§ **Set problem**: Check every line below for the word "avoid" and copy the ones that have it.

## begin Entries supplied

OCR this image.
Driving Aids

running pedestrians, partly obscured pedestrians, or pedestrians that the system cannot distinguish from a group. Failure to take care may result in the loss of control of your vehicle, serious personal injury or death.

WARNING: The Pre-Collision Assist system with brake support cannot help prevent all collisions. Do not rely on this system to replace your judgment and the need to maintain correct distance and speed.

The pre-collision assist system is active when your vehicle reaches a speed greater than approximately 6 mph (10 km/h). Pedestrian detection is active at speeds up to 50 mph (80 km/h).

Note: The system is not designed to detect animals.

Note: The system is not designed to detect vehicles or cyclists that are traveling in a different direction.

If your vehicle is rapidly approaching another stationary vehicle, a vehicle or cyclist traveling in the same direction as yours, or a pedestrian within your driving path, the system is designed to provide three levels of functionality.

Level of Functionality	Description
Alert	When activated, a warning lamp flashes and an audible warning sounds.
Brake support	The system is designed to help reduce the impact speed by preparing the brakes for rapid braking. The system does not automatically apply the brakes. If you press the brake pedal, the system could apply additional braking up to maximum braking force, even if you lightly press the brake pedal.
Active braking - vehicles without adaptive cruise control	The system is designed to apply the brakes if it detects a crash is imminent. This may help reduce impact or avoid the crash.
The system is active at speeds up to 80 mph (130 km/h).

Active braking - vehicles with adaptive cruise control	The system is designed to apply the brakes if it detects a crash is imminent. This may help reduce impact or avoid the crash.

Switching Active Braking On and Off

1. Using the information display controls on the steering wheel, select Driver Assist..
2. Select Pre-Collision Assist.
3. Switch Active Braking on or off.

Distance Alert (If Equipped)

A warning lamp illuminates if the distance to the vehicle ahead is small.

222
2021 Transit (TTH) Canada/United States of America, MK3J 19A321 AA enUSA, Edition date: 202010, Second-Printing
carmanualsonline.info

## end Entries supplied

§ **Output**:
Active braking - vehicles without adaptive cruise control	The system is designed to apply the brakes if it detects a crash is imminent. This may help reduce impact or avoid the crash.
Active braking - vehicles with adaptive cruise control	The system is designed to apply the brakes if it detects a crash is imminent. This may help reduce impact or avoid the crash.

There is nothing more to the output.